What needs to be done — Exactly as written, please set down all of the entries again, with no pictures.

━━ Excerpted data ━━

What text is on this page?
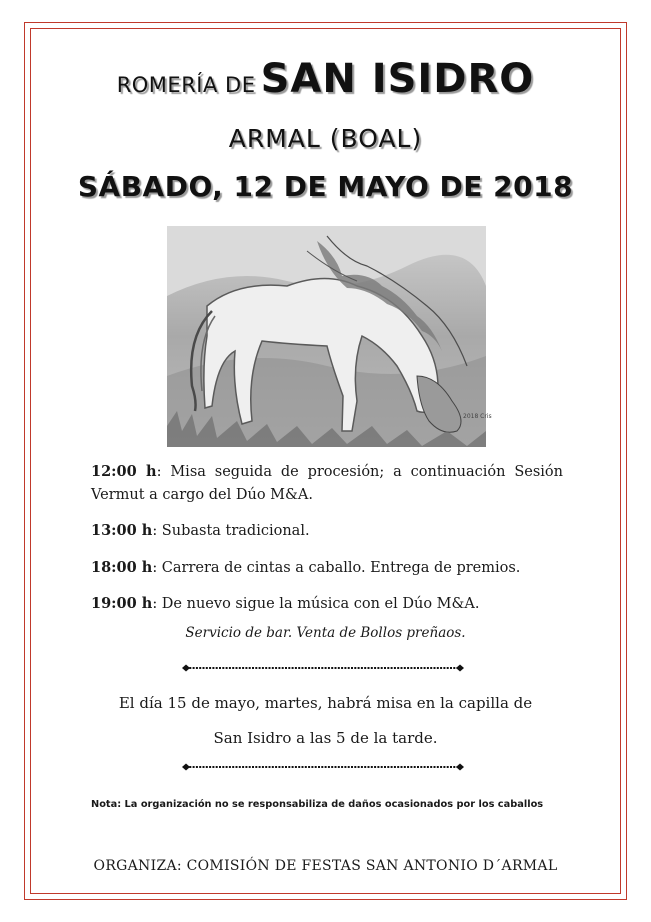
ROMERÍA DE SAN ISIDRO
ARMAL (BOAL)
SÁBADO, 12 DE MAYO DE 2018
2018 Cris
12:00 h: Misa seguida de procesión; a continuación Sesión Vermut a cargo del Dúo M&A.
13:00 h: Subasta tradicional.
18:00 h: Carrera de cintas a caballo. Entrega de premios.
19:00 h: De nuevo sigue la música con el Dúo M&A.
Servicio de bar. Venta de Bollos preñaos.
El día 15 de mayo, martes, habrá misa en la capilla de
San Isidro a las 5 de la tarde.
Nota: La organización no se responsabiliza de daños ocasionados por los caballos
ORGANIZA: COMISIÓN DE FESTAS SAN ANTONIO D´ARMAL
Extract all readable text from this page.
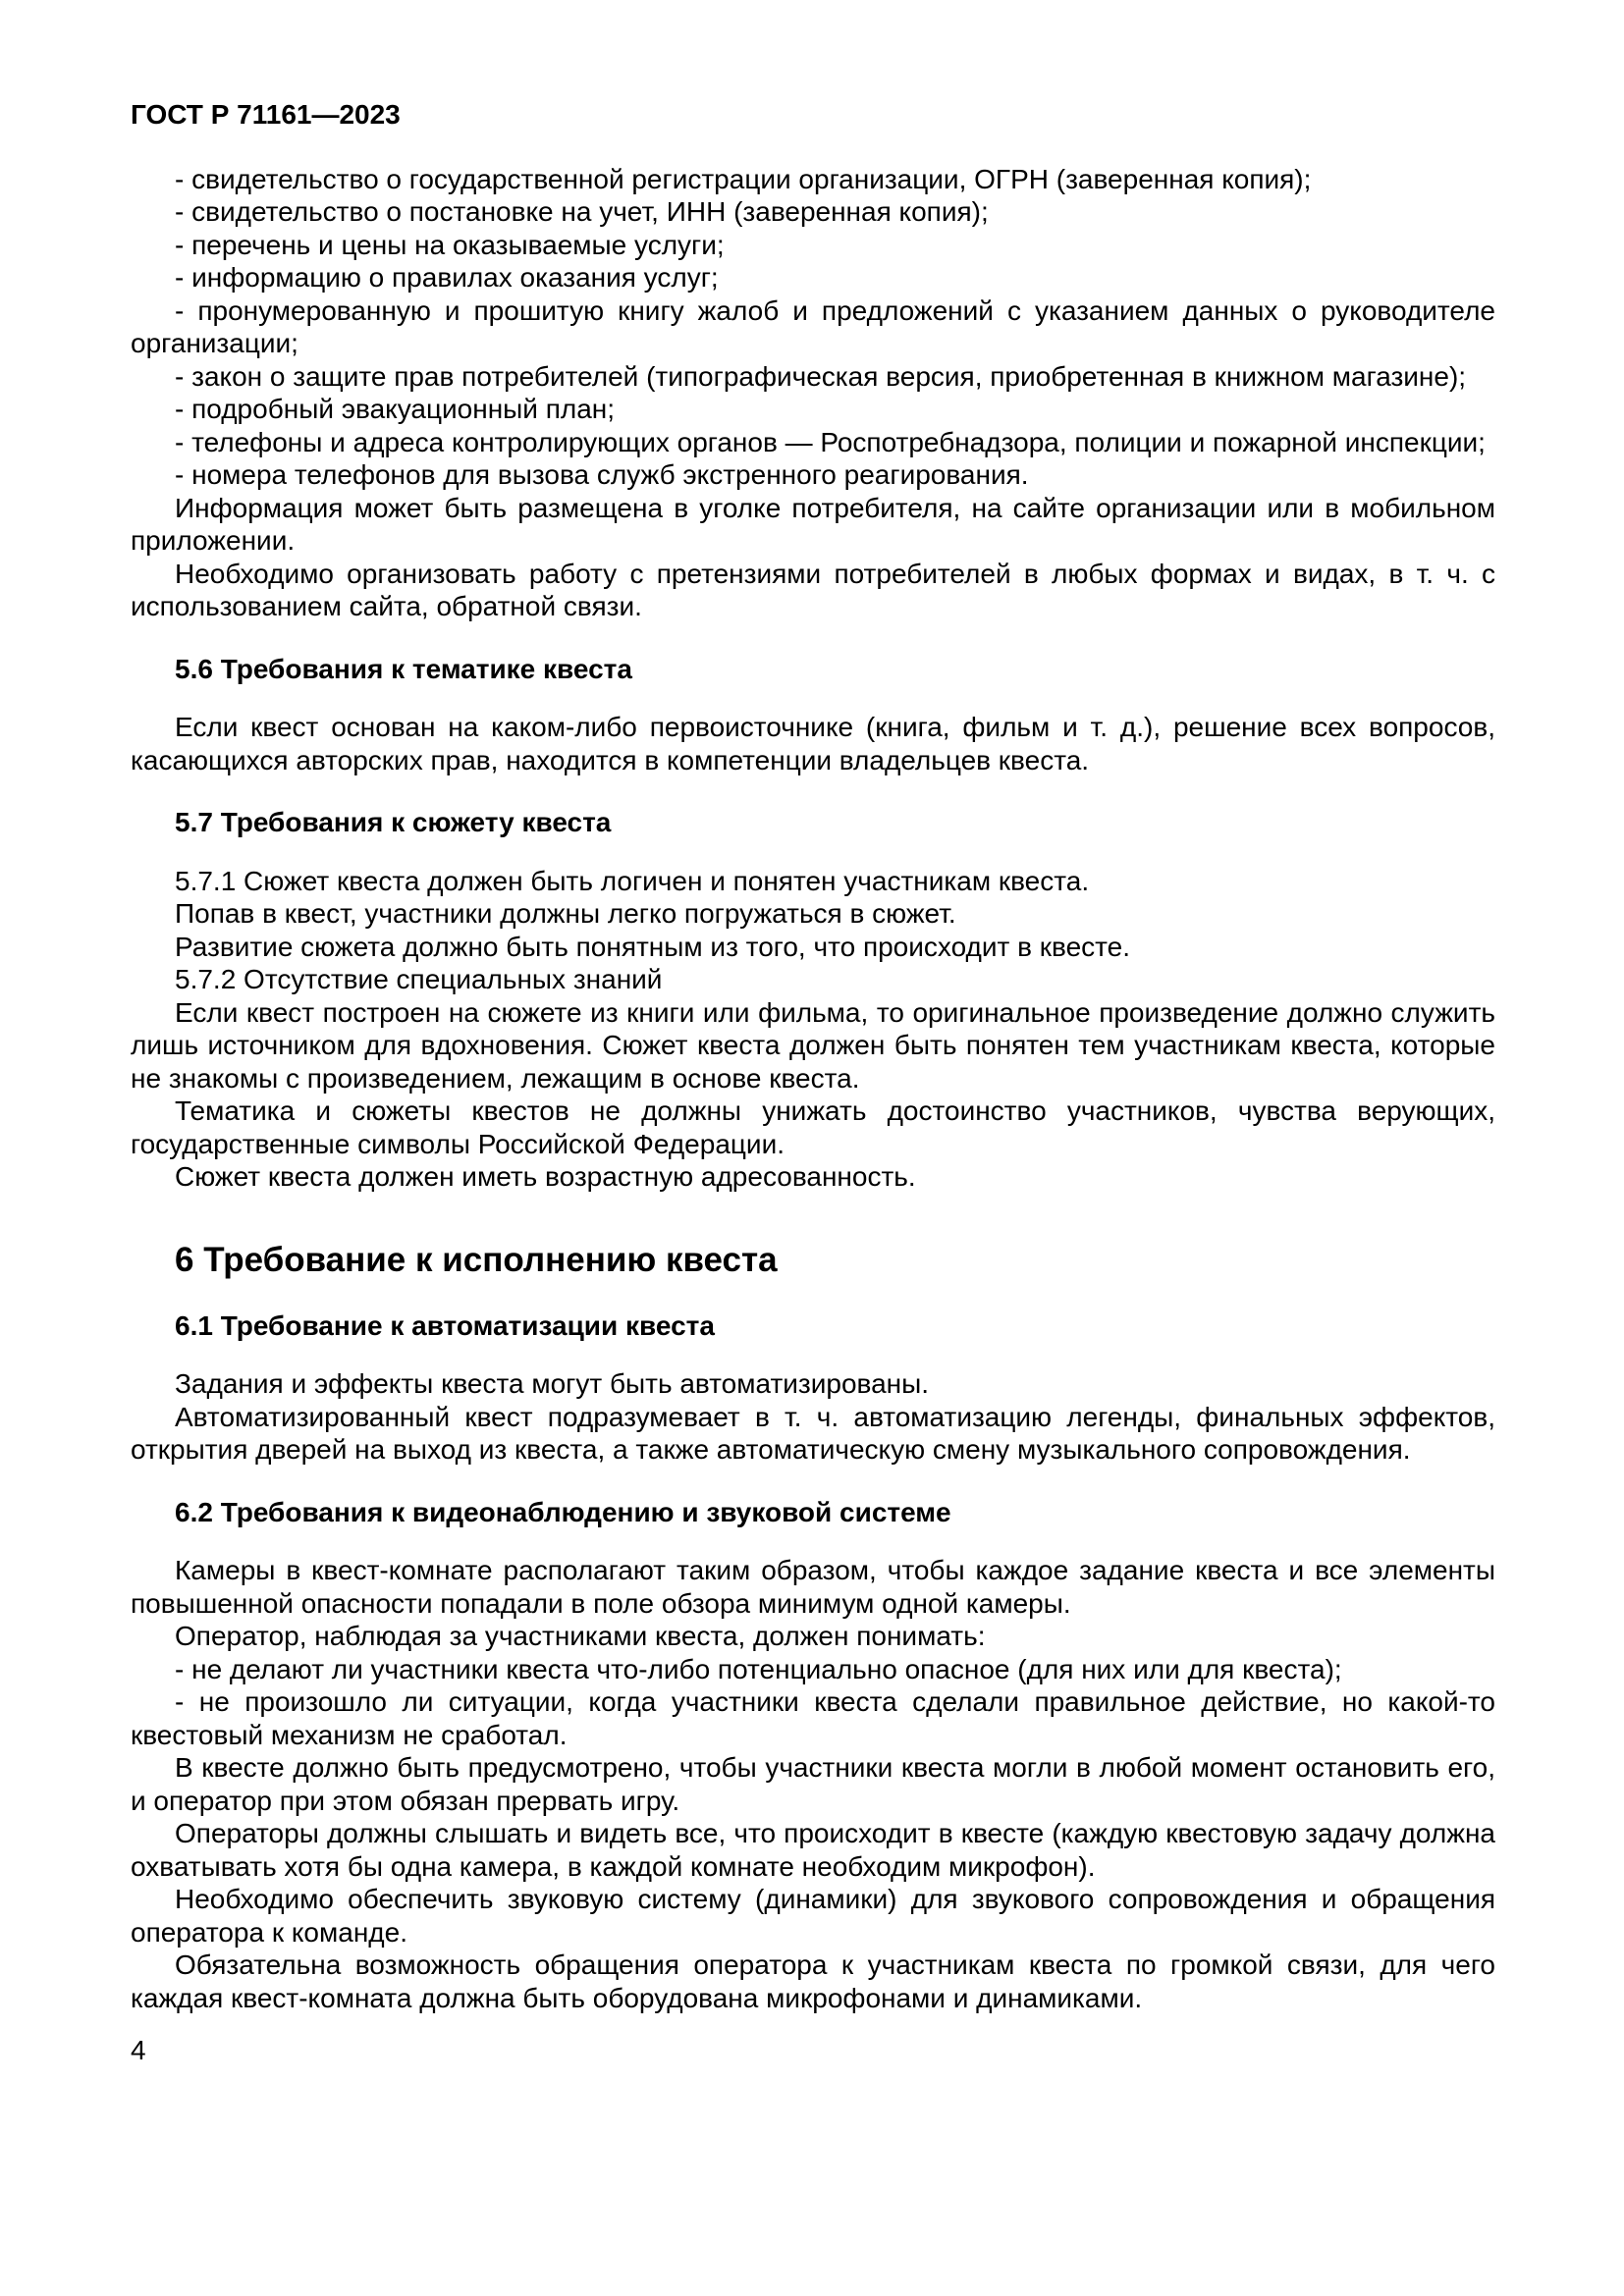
ГОСТ Р 71161—2023

- свидетельство о государственной регистрации организации, ОГРН (заверенная копия);

- свидетельство о постановке на учет, ИНН (заверенная копия);

- перечень и цены на оказываемые услуги;

- информацию о правилах оказания услуг;

- пронумерованную и прошитую книгу жалоб и предложений с указанием данных о руководителе организации;

- закон о защите прав потребителей (типографическая версия, приобретенная в книжном магазине);

- подробный эвакуационный план;

- телефоны и адреса контролирующих органов — Роспотребнадзора, полиции и пожарной инспекции;

- номера телефонов для вызова служб экстренного реагирования.

Информация может быть размещена в уголке потребителя, на сайте организации или в мобильном приложении.

Необходимо организовать работу с претензиями потребителей в любых формах и видах, в т. ч. с использованием сайта, обратной связи.

5.6 Требования к тематике квеста

Если квест основан на каком-либо первоисточнике (книга, фильм и т. д.), решение всех вопросов, касающихся авторских прав, находится в компетенции владельцев квеста.

5.7 Требования к сюжету квеста

5.7.1 Сюжет квеста должен быть логичен и понятен участникам квеста.

Попав в квест, участники должны легко погружаться в сюжет.

Развитие сюжета должно быть понятным из того, что происходит в квесте.

5.7.2 Отсутствие специальных знаний

Если квест построен на сюжете из книги или фильма, то оригинальное произведение должно служить лишь источником для вдохновения. Сюжет квеста должен быть понятен тем участникам квеста, которые не знакомы с произведением, лежащим в основе квеста.

Тематика и сюжеты квестов не должны унижать достоинство участников, чувства верующих, государственные символы Российской Федерации.

Сюжет квеста должен иметь возрастную адресованность.

6 Требование к исполнению квеста

6.1 Требование к автоматизации квеста

Задания и эффекты квеста могут быть автоматизированы.

Автоматизированный квест подразумевает в т. ч. автоматизацию легенды, финальных эффектов, открытия дверей на выход из квеста, а также автоматическую смену музыкального сопровождения.

6.2 Требования к видеонаблюдению и звуковой системе

Камеры в квест-комнате располагают таким образом, чтобы каждое задание квеста и все элементы повышенной опасности попадали в поле обзора минимум одной камеры.

Оператор, наблюдая за участниками квеста, должен понимать:

- не делают ли участники квеста что-либо потенциально опасное (для них или для квеста);

- не произошло ли ситуации, когда участники квеста сделали правильное действие, но какой-то квестовый механизм не сработал.

В квесте должно быть предусмотрено, чтобы участники квеста могли в любой момент остановить его, и оператор при этом обязан прервать игру.

Операторы должны слышать и видеть все, что происходит в квесте (каждую квестовую задачу должна охватывать хотя бы одна камера, в каждой комнате необходим микрофон).

Необходимо обеспечить звуковую систему (динамики) для звукового сопровождения и обращения оператора к команде.

Обязательна возможность обращения оператора к участникам квеста по громкой связи, для чего каждая квест-комната должна быть оборудована микрофонами и динамиками.

4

━━━

Final answer —
What text is on this page?
ROMERÍA DE SAN ISIDRO
ARMAL (BOAL)
SÁBADO, 12 DE MAYO DE 2018
2018 Cris
12:00 h: Misa seguida de procesión; a continuación Sesión Vermut a cargo del Dúo M&A.
13:00 h: Subasta tradicional.
18:00 h: Carrera de cintas a caballo. Entrega de premios.
19:00 h: De nuevo sigue la música con el Dúo M&A.
Servicio de bar. Venta de Bollos preñaos.
El día 15 de mayo, martes, habrá misa en la capilla de
San Isidro a las 5 de la tarde.
Nota: La organización no se responsabiliza de daños ocasionados por los caballos
ORGANIZA: COMISIÓN DE FESTAS SAN ANTONIO D´ARMAL
Extract all readable text from this page.
ГОСТ Р 71161—2023

- свидетельство о государственной регистрации организации, ОГРН (заверенная копия);

- свидетельство о постановке на учет, ИНН (заверенная копия);

- перечень и цены на оказываемые услуги;

- информацию о правилах оказания услуг;

- пронумерованную и прошитую книгу жалоб и предложений с указанием данных о руководителе организации;

- закон о защите прав потребителей (типографическая версия, приобретенная в книжном магазине);

- подробный эвакуационный план;

- телефоны и адреса контролирующих органов — Роспотребнадзора, полиции и пожарной инспекции;

- номера телефонов для вызова служб экстренного реагирования.

Информация может быть размещена в уголке потребителя, на сайте организации или в мобильном приложении.

Необходимо организовать работу с претензиями потребителей в любых формах и видах, в т. ч. с использованием сайта, обратной связи.

5.6 Требования к тематике квеста

Если квест основан на каком-либо первоисточнике (книга, фильм и т. д.), решение всех вопросов, касающихся авторских прав, находится в компетенции владельцев квеста.

5.7 Требования к сюжету квеста

5.7.1 Сюжет квеста должен быть логичен и понятен участникам квеста.

Попав в квест, участники должны легко погружаться в сюжет.

Развитие сюжета должно быть понятным из того, что происходит в квесте.

5.7.2 Отсутствие специальных знаний

Если квест построен на сюжете из книги или фильма, то оригинальное произведение должно служить лишь источником для вдохновения. Сюжет квеста должен быть понятен тем участникам квеста, которые не знакомы с произведением, лежащим в основе квеста.

Тематика и сюжеты квестов не должны унижать достоинство участников, чувства верующих, государственные символы Российской Федерации.

Сюжет квеста должен иметь возрастную адресованность.

6 Требование к исполнению квеста

6.1 Требование к автоматизации квеста

Задания и эффекты квеста могут быть автоматизированы.

Автоматизированный квест подразумевает в т. ч. автоматизацию легенды, финальных эффектов, открытия дверей на выход из квеста, а также автоматическую смену музыкального сопровождения.

6.2 Требования к видеонаблюдению и звуковой системе

Камеры в квест-комнате располагают таким образом, чтобы каждое задание квеста и все элементы повышенной опасности попадали в поле обзора минимум одной камеры.

Оператор, наблюдая за участниками квеста, должен понимать:

- не делают ли участники квеста что-либо потенциально опасное (для них или для квеста);

- не произошло ли ситуации, когда участники квеста сделали правильное действие, но какой-то квестовый механизм не сработал.

В квесте должно быть предусмотрено, чтобы участники квеста могли в любой момент остановить его, и оператор при этом обязан прервать игру.

Операторы должны слышать и видеть все, что происходит в квесте (каждую квестовую задачу должна охватывать хотя бы одна камера, в каждой комнате необходим микрофон).

Необходимо обеспечить звуковую систему (динамики) для звукового сопровождения и обращения оператора к команде.

Обязательна возможность обращения оператора к участникам квеста по громкой связи, для чего каждая квест-комната должна быть оборудована микрофонами и динамиками.

4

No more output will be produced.